### Given instruction
Without the pictures, print each of the records below exactly as it appears.

### Dataset records
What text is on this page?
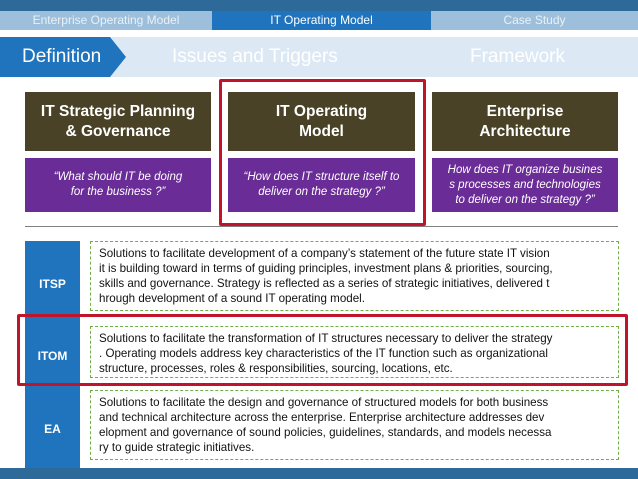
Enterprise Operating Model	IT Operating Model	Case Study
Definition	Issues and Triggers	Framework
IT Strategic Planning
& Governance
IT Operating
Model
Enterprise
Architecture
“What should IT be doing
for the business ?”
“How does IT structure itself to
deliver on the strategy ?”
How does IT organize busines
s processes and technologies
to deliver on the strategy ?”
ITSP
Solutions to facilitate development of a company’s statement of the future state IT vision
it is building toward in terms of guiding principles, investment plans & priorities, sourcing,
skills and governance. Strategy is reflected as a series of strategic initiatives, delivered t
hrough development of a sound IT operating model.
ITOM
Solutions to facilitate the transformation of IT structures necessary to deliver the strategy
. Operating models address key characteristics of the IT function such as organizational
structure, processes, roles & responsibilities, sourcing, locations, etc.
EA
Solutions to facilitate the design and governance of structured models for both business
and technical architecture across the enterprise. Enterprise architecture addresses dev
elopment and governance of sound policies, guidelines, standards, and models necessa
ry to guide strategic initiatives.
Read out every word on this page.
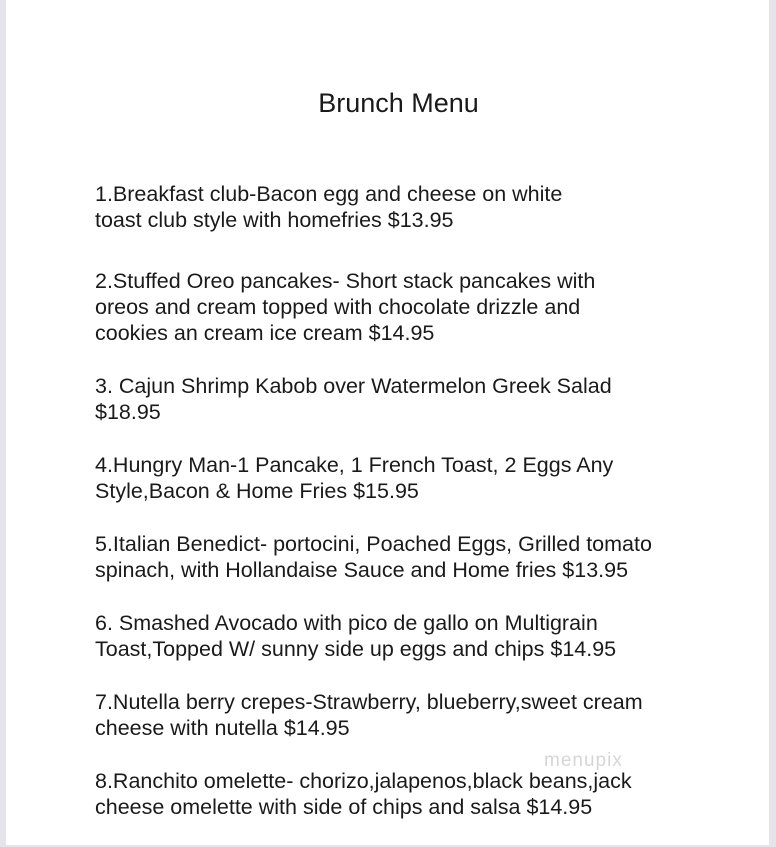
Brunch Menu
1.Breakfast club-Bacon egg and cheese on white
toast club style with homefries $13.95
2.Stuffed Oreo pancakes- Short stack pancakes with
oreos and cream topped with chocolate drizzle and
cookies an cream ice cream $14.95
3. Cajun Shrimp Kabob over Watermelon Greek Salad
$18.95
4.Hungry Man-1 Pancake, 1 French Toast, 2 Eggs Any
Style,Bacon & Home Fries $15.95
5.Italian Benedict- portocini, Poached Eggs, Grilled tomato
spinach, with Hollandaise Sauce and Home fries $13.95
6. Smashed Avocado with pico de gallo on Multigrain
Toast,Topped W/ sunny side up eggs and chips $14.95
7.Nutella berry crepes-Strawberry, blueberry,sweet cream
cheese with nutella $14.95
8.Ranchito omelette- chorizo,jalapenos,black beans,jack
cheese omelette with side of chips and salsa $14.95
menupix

### Complete answer
What text is on this page?
Enterprise Operating Model	IT Operating Model	Case Study
Definition	Issues and Triggers	Framework
IT Strategic Planning
& Governance
IT Operating
Model
Enterprise
Architecture
“What should IT be doing
for the business ?”
“How does IT structure itself to
deliver on the strategy ?”
How does IT organize busines
s processes and technologies
to deliver on the strategy ?”
ITSP
Solutions to facilitate development of a company’s statement of the future state IT vision
it is building toward in terms of guiding principles, investment plans & priorities, sourcing,
skills and governance. Strategy is reflected as a series of strategic initiatives, delivered t
hrough development of a sound IT operating model.
ITOM
Solutions to facilitate the transformation of IT structures necessary to deliver the strategy
. Operating models address key characteristics of the IT function such as organizational
structure, processes, roles & responsibilities, sourcing, locations, etc.
EA
Solutions to facilitate the design and governance of structured models for both business
and technical architecture across the enterprise. Enterprise architecture addresses dev
elopment and governance of sound policies, guidelines, standards, and models necessa
ry to guide strategic initiatives.
Read out every word on this page.
Brunch Menu
1.Breakfast club-Bacon egg and cheese on white
toast club style with homefries $13.95
2.Stuffed Oreo pancakes- Short stack pancakes with
oreos and cream topped with chocolate drizzle and
cookies an cream ice cream $14.95
3. Cajun Shrimp Kabob over Watermelon Greek Salad
$18.95
4.Hungry Man-1 Pancake, 1 French Toast, 2 Eggs Any
Style,Bacon & Home Fries $15.95
5.Italian Benedict- portocini, Poached Eggs, Grilled tomato
spinach, with Hollandaise Sauce and Home fries $13.95
6. Smashed Avocado with pico de gallo on Multigrain
Toast,Topped W/ sunny side up eggs and chips $14.95
7.Nutella berry crepes-Strawberry, blueberry,sweet cream
cheese with nutella $14.95
8.Ranchito omelette- chorizo,jalapenos,black beans,jack
cheese omelette with side of chips and salsa $14.95
menupix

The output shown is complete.